Data entries
▬▬▬▬▬▬

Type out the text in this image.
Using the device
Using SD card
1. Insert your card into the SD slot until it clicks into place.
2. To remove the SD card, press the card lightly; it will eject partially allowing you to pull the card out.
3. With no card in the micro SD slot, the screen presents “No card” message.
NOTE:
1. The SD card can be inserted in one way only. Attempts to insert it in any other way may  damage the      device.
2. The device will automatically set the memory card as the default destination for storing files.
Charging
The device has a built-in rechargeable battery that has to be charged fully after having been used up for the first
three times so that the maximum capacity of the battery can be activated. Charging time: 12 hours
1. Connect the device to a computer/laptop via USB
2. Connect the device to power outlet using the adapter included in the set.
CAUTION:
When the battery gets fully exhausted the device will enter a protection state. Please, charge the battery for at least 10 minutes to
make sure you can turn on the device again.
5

▬▬▬▬▬▬

Using the entries above, return each line in which the word "battery" occurs.

The device has a built-in rechargeable battery that has to be charged fully after having been used up for the first
three times so that the maximum capacity of the battery can be activated. Charging time: 12 hours
When the battery gets fully exhausted the device will enter a protection state. Please, charge the battery for at least 10 minutes to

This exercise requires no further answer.